What needs to be done: List each line of the data that holds the word "GRAPHICS".

[Data records]
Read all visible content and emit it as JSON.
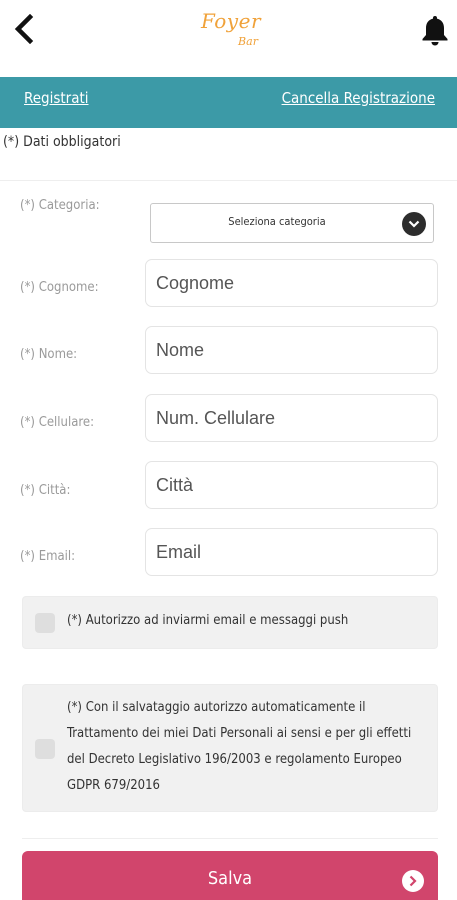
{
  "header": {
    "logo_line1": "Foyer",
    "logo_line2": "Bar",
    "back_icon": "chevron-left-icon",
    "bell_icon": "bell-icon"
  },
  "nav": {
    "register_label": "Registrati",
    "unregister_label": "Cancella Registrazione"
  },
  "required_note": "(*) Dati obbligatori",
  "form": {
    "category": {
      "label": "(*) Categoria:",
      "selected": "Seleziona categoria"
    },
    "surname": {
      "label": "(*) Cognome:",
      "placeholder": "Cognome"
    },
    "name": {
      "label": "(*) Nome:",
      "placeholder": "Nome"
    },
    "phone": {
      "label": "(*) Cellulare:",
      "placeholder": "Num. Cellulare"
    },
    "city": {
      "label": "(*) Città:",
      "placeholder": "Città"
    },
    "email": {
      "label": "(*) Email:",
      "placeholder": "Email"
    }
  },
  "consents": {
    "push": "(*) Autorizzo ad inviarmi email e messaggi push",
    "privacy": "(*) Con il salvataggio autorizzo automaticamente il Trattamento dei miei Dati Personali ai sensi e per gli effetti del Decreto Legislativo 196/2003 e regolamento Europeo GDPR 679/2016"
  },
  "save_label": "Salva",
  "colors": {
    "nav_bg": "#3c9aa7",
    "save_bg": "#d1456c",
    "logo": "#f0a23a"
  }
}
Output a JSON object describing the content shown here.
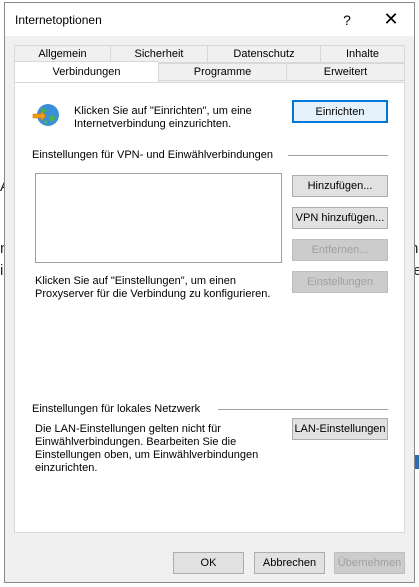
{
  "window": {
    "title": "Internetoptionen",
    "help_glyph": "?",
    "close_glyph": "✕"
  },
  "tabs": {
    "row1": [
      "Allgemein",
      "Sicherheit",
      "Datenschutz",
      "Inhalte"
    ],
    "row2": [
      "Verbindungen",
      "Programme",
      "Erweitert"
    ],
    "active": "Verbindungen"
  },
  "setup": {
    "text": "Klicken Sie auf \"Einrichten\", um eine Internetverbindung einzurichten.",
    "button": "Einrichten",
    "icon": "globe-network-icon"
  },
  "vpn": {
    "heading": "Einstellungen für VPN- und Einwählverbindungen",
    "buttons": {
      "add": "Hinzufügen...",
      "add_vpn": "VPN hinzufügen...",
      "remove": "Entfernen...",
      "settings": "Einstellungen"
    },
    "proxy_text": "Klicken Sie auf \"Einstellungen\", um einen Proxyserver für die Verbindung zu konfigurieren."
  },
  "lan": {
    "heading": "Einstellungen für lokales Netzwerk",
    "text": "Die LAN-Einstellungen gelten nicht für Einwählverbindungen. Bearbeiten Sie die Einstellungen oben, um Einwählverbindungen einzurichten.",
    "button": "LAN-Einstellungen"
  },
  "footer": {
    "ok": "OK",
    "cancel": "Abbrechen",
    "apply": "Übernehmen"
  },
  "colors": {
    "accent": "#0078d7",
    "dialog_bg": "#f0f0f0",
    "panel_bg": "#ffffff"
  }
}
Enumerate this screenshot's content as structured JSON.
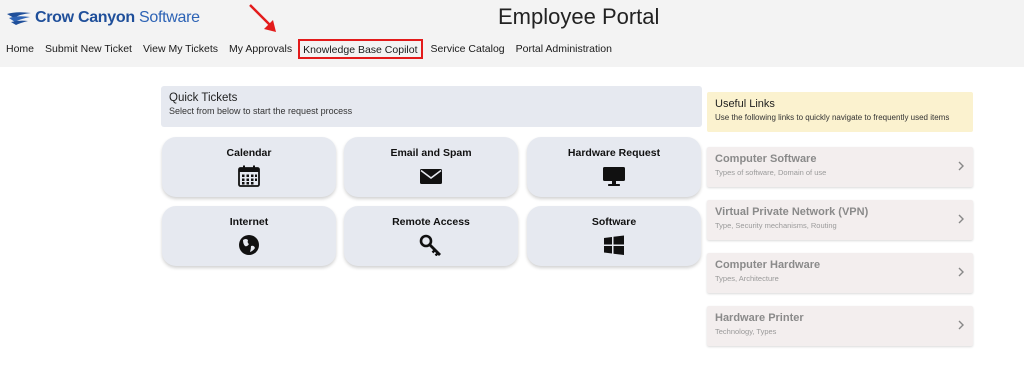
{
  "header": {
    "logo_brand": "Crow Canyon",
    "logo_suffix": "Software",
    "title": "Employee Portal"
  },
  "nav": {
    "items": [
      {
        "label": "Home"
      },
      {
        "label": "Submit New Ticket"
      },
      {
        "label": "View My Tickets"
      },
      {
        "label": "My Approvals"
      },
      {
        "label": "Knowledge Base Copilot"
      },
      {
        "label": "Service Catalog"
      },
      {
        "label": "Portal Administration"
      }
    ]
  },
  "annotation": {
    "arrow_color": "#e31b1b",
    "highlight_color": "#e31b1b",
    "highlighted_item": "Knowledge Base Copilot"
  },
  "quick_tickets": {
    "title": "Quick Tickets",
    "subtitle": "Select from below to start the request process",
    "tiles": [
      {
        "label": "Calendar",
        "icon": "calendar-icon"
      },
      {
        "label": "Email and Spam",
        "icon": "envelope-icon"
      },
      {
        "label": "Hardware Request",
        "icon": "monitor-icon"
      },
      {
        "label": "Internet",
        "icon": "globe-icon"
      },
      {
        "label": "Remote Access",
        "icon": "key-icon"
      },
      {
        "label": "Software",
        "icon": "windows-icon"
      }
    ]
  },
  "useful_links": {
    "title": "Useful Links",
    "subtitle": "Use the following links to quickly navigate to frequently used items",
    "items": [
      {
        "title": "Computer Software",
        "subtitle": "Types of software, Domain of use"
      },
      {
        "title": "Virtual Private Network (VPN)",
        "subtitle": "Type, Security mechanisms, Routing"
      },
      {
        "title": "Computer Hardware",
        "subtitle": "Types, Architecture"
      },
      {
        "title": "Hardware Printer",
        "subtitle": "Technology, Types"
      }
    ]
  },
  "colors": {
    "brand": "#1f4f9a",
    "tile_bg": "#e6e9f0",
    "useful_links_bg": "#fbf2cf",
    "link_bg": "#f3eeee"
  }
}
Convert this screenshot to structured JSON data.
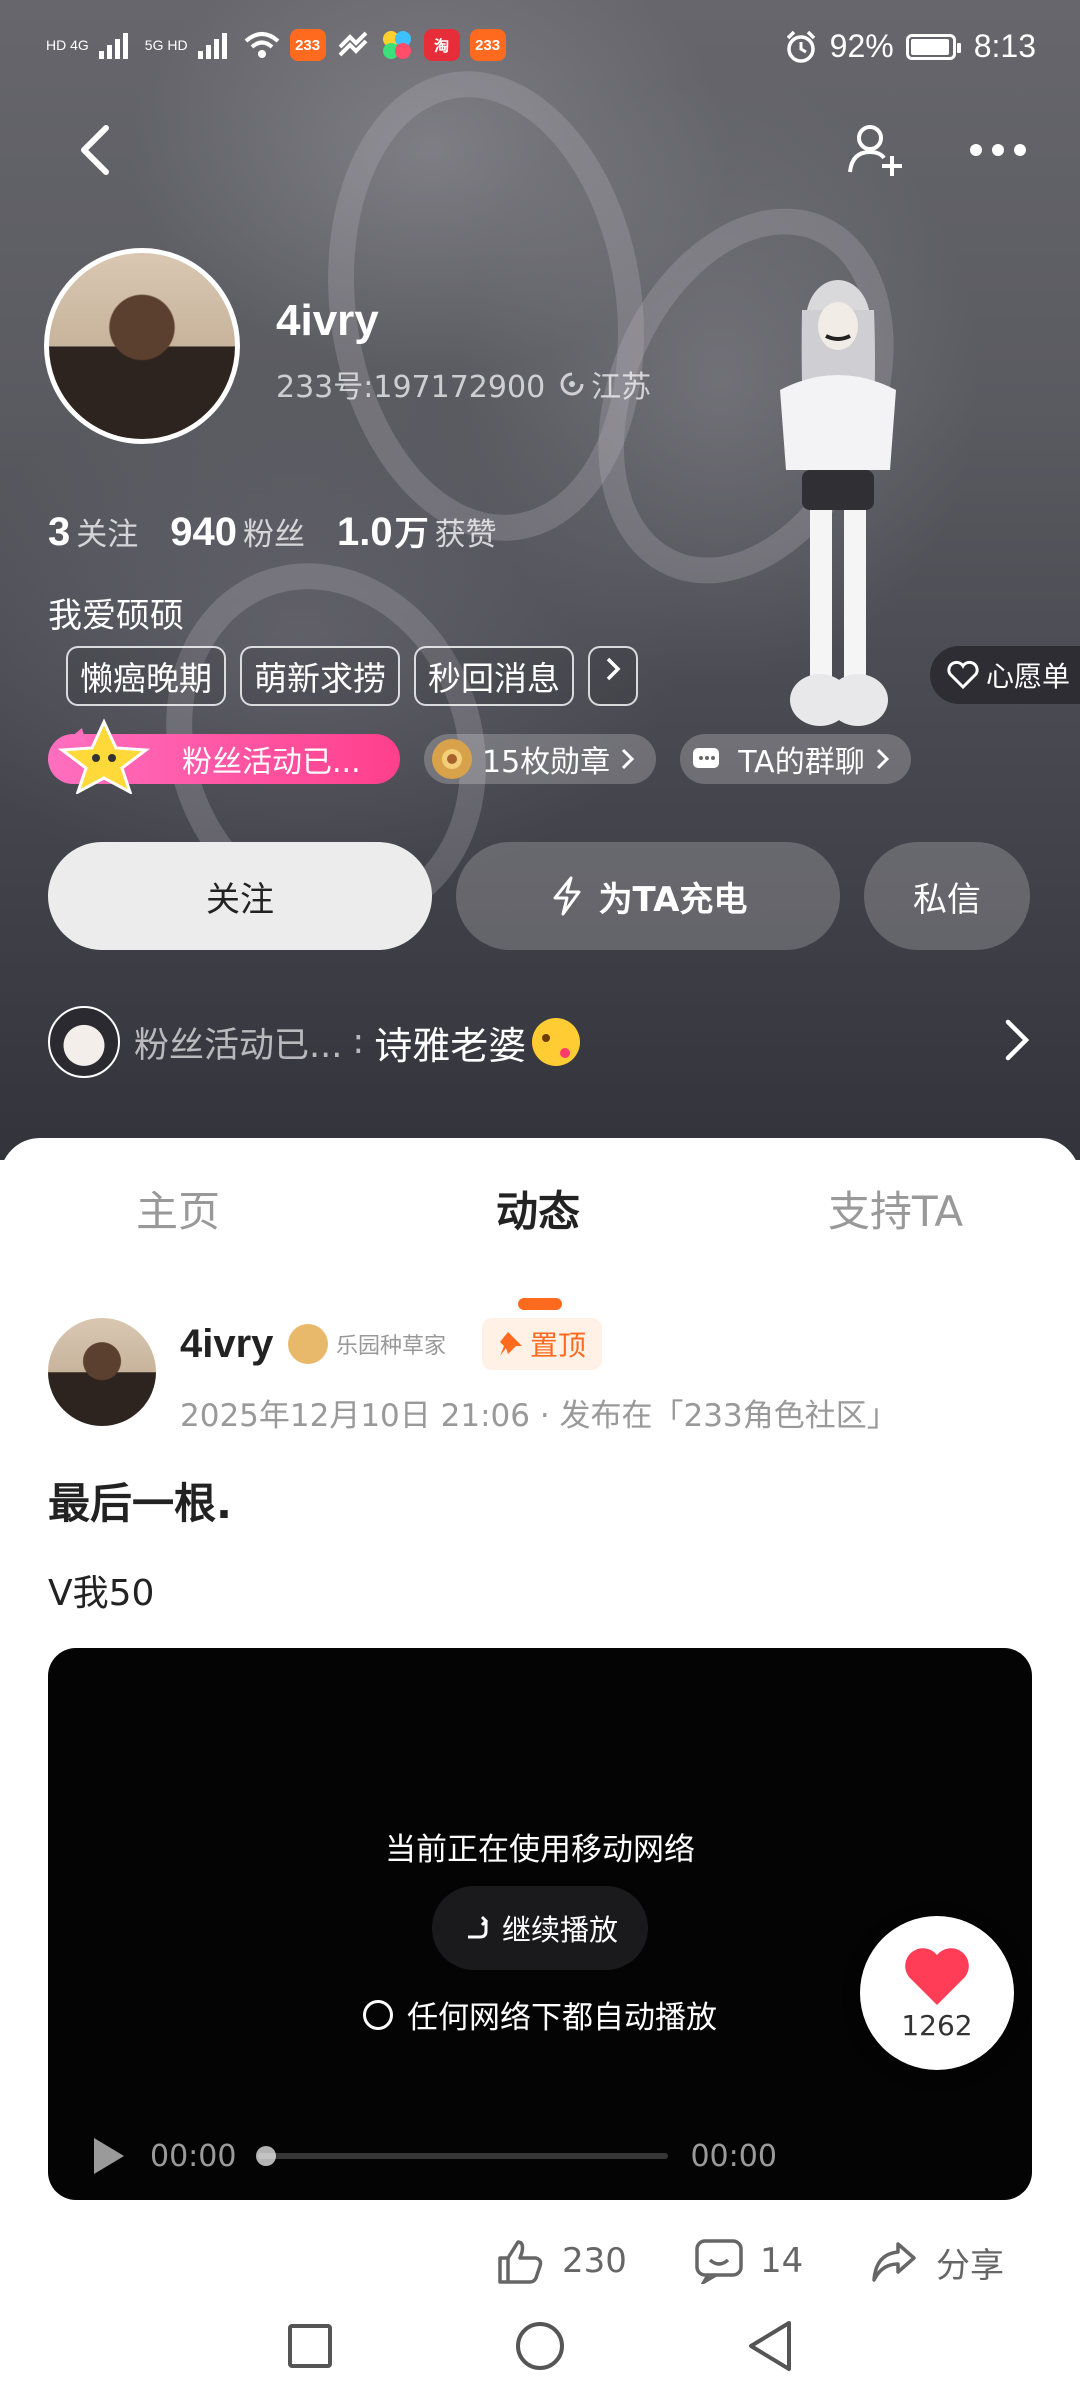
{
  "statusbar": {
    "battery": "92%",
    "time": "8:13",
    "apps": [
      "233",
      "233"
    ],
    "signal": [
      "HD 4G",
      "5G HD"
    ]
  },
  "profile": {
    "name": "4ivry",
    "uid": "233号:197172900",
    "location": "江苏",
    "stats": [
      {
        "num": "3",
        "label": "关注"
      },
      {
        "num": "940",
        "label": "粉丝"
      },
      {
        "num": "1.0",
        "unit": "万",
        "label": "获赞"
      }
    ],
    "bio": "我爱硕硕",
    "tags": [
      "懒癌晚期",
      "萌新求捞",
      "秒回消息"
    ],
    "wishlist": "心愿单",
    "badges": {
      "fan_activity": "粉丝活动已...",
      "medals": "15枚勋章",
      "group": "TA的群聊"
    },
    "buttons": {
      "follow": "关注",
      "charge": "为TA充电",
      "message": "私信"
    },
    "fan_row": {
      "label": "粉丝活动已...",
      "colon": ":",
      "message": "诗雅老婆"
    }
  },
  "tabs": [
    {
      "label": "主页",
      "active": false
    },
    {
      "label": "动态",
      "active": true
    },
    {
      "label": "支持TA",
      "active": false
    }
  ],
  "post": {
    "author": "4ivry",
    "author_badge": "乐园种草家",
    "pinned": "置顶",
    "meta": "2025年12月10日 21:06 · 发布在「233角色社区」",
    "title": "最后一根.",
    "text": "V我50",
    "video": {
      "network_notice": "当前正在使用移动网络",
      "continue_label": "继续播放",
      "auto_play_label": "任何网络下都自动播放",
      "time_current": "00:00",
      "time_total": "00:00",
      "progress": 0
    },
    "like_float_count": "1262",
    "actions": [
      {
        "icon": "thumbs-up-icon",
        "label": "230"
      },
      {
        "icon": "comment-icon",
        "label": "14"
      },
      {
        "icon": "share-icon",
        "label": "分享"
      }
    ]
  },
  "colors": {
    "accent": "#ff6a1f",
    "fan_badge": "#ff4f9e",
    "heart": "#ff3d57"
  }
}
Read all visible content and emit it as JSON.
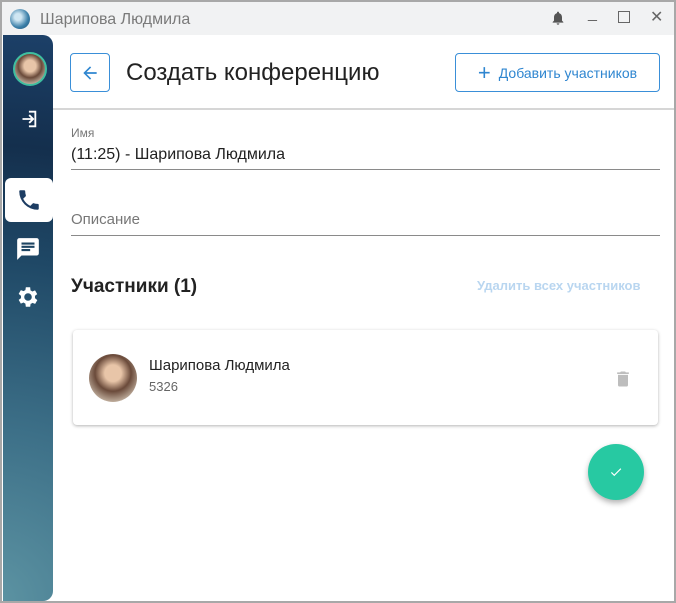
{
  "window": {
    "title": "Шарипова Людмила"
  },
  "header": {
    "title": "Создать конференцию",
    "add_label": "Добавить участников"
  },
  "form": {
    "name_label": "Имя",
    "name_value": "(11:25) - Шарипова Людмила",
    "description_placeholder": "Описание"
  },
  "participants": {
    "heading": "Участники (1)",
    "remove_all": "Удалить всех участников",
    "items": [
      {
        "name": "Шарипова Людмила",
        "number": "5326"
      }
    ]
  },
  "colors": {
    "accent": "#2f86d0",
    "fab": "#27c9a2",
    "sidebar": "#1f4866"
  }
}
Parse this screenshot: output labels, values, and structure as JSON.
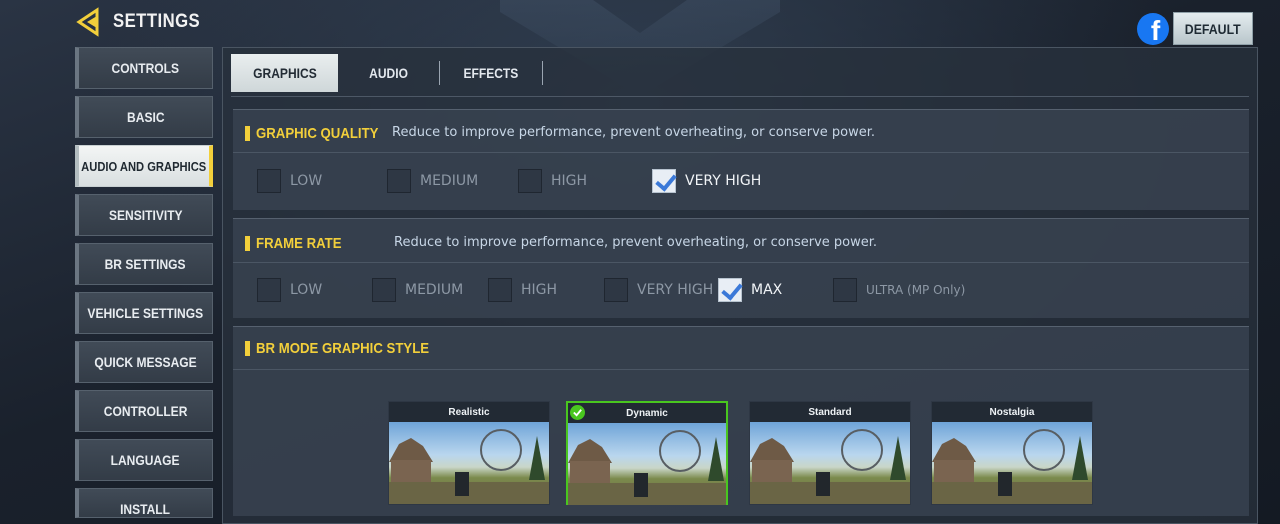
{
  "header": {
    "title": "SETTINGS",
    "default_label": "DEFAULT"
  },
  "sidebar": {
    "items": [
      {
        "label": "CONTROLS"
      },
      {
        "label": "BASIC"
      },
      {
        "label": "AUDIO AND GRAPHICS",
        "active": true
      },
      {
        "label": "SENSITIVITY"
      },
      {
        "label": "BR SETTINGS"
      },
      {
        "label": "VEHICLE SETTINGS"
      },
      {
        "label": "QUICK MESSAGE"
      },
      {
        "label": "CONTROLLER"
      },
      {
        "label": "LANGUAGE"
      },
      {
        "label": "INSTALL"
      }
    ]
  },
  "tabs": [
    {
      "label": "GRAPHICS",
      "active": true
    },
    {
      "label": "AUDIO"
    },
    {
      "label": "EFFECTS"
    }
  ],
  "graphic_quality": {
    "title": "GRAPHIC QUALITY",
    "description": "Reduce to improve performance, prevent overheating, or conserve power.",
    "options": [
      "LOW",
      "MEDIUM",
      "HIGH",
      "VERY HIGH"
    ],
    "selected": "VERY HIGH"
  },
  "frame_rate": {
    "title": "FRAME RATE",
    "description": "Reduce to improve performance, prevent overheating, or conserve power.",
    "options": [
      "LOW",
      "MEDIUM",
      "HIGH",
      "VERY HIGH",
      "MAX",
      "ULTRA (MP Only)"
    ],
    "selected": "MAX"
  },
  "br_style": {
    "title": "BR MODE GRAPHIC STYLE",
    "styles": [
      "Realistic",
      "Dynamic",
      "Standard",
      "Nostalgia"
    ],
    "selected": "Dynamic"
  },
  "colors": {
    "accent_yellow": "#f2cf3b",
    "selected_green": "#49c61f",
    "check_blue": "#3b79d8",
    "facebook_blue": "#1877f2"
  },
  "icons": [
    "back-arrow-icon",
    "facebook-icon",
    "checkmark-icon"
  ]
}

Exercise response:
        "label": "AUDIO AND GRAPHICS",
      "label": "GRAPHICS",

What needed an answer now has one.